- **Set problem**: Return each line of the data below exactly, omitting any pictures.

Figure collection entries
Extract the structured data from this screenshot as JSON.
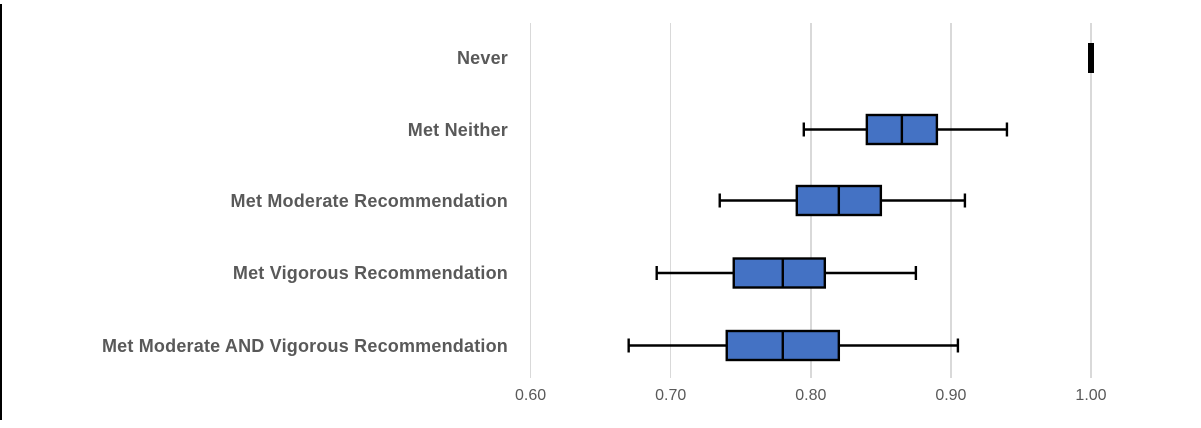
{
  "chart_data": {
    "type": "box",
    "orientation": "horizontal",
    "title": "",
    "xlabel": "",
    "ylabel": "",
    "categories": [
      "Never",
      "Met Neither",
      "Met Moderate Recommendation",
      "Met Vigorous Recommendation",
      "Met Moderate AND Vigorous Recommendation"
    ],
    "series": [
      {
        "name": "Never",
        "min": 1.0,
        "q1": 1.0,
        "median": 1.0,
        "q3": 1.0,
        "max": 1.0
      },
      {
        "name": "Met Neither",
        "min": 0.795,
        "q1": 0.84,
        "median": 0.865,
        "q3": 0.89,
        "max": 0.94
      },
      {
        "name": "Met Moderate Recommendation",
        "min": 0.735,
        "q1": 0.79,
        "median": 0.82,
        "q3": 0.85,
        "max": 0.91
      },
      {
        "name": "Met Vigorous Recommendation",
        "min": 0.69,
        "q1": 0.745,
        "median": 0.78,
        "q3": 0.81,
        "max": 0.875
      },
      {
        "name": "Met Moderate AND Vigorous Recommendation",
        "min": 0.67,
        "q1": 0.74,
        "median": 0.78,
        "q3": 0.82,
        "max": 0.905
      }
    ],
    "x_axis": {
      "min": 0.6,
      "max": 1.0,
      "tick_values": [
        0.6,
        0.7,
        0.8,
        0.9,
        1.0
      ],
      "tick_labels": [
        "0.60",
        "0.70",
        "0.80",
        "0.90",
        "1.00"
      ],
      "grid": true
    },
    "legend": "none",
    "colors": {
      "box_fill": "#4472C4",
      "box_border": "#000000",
      "gridline": "#D9D9D9",
      "text": "#595959",
      "frame_line": "#000000"
    }
  }
}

- **Result for this exercise**:
Extract the structured data from this screenshot as JSON.
{
  "chart_data": {
    "type": "box",
    "orientation": "horizontal",
    "title": "",
    "xlabel": "",
    "ylabel": "",
    "categories": [
      "Never",
      "Met Neither",
      "Met Moderate Recommendation",
      "Met Vigorous Recommendation",
      "Met Moderate AND Vigorous Recommendation"
    ],
    "series": [
      {
        "name": "Never",
        "min": 1.0,
        "q1": 1.0,
        "median": 1.0,
        "q3": 1.0,
        "max": 1.0
      },
      {
        "name": "Met Neither",
        "min": 0.795,
        "q1": 0.84,
        "median": 0.865,
        "q3": 0.89,
        "max": 0.94
      },
      {
        "name": "Met Moderate Recommendation",
        "min": 0.735,
        "q1": 0.79,
        "median": 0.82,
        "q3": 0.85,
        "max": 0.91
      },
      {
        "name": "Met Vigorous Recommendation",
        "min": 0.69,
        "q1": 0.745,
        "median": 0.78,
        "q3": 0.81,
        "max": 0.875
      },
      {
        "name": "Met Moderate AND Vigorous Recommendation",
        "min": 0.67,
        "q1": 0.74,
        "median": 0.78,
        "q3": 0.82,
        "max": 0.905
      }
    ],
    "x_axis": {
      "min": 0.6,
      "max": 1.0,
      "tick_values": [
        0.6,
        0.7,
        0.8,
        0.9,
        1.0
      ],
      "tick_labels": [
        "0.60",
        "0.70",
        "0.80",
        "0.90",
        "1.00"
      ],
      "grid": true
    },
    "legend": "none",
    "colors": {
      "box_fill": "#4472C4",
      "box_border": "#000000",
      "gridline": "#D9D9D9",
      "text": "#595959",
      "frame_line": "#000000"
    }
  }
}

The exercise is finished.